### TASK DETAILS
Search the material and gather each line with "útmutatója" in it.
+ + +
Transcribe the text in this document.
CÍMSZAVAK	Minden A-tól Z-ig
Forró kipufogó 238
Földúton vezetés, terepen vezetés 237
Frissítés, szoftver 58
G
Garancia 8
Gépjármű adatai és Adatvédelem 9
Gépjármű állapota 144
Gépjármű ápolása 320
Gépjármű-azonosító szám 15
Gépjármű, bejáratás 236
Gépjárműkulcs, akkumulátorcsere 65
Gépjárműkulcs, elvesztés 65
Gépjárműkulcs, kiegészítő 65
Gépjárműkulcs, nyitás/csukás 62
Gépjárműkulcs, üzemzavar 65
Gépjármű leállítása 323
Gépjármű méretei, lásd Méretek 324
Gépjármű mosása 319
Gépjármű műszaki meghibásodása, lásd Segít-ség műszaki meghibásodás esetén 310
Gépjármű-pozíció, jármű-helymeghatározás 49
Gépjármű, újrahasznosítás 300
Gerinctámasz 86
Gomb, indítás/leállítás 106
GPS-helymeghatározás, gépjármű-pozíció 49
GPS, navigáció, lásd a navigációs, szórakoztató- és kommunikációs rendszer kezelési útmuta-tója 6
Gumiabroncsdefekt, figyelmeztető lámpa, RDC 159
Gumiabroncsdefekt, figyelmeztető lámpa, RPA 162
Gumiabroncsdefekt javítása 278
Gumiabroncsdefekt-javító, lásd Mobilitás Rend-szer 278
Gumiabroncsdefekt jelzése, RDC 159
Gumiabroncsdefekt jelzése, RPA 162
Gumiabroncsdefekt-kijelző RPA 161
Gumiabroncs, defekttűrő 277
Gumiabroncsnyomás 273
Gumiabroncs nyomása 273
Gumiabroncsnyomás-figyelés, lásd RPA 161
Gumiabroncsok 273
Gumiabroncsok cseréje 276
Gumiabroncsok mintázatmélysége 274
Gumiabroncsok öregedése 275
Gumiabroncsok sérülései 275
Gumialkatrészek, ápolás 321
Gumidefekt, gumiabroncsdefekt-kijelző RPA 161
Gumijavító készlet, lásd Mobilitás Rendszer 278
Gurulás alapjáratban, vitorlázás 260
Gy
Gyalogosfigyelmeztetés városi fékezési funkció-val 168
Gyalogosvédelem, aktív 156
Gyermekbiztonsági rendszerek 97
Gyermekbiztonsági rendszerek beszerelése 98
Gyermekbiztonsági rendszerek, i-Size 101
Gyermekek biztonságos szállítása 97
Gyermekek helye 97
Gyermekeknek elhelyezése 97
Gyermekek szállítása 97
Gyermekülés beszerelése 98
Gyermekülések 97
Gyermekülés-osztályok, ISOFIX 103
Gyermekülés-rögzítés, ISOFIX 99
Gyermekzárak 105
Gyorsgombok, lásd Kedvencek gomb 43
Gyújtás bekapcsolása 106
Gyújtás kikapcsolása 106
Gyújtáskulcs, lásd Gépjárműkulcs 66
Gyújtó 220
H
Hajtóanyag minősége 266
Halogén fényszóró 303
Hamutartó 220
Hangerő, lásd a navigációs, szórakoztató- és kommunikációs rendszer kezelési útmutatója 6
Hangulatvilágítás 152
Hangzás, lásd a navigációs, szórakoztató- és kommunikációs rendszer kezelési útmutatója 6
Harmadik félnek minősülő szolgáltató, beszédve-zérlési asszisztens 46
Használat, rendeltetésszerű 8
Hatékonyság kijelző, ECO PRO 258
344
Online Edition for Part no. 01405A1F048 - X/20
+ + +
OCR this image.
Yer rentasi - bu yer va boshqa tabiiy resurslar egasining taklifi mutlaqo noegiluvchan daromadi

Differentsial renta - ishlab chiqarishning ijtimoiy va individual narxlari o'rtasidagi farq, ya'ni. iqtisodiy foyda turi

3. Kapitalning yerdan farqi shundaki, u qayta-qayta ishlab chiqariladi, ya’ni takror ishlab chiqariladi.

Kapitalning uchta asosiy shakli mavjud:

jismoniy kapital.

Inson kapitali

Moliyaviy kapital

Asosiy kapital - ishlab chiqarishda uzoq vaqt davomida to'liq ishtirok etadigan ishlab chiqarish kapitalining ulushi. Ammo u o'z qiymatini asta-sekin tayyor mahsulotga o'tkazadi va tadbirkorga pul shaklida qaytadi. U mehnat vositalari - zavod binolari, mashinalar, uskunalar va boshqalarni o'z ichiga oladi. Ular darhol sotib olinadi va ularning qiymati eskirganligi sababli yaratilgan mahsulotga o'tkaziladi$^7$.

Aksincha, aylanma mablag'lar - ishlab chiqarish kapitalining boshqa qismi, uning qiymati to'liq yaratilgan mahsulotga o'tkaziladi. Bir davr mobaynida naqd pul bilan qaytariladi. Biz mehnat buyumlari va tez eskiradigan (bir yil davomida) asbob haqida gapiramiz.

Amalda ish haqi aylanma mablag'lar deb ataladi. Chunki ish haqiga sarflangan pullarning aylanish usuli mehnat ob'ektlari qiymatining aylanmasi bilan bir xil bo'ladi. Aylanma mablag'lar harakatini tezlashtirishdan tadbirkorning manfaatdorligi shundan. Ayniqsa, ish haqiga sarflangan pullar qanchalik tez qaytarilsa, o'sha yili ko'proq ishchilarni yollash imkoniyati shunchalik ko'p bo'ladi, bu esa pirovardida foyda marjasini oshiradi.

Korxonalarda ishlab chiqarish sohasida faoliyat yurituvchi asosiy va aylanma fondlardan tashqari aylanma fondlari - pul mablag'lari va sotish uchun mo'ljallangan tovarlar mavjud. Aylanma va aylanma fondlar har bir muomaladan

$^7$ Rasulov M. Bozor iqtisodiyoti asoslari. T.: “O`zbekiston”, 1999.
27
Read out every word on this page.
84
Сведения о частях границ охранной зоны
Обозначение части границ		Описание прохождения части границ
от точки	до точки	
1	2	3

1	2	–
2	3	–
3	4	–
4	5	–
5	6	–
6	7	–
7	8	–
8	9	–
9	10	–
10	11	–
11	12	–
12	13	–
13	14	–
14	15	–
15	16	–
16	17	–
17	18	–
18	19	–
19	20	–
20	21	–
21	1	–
+ + +
### RESULT FOR THIS TASK
Hangerő, lásd a navigációs, szórakoztató- és kommunikációs rendszer kezelési útmutatója 6
Hangzás, lásd a navigációs, szórakoztató- és kommunikációs rendszer kezelési útmutatója 6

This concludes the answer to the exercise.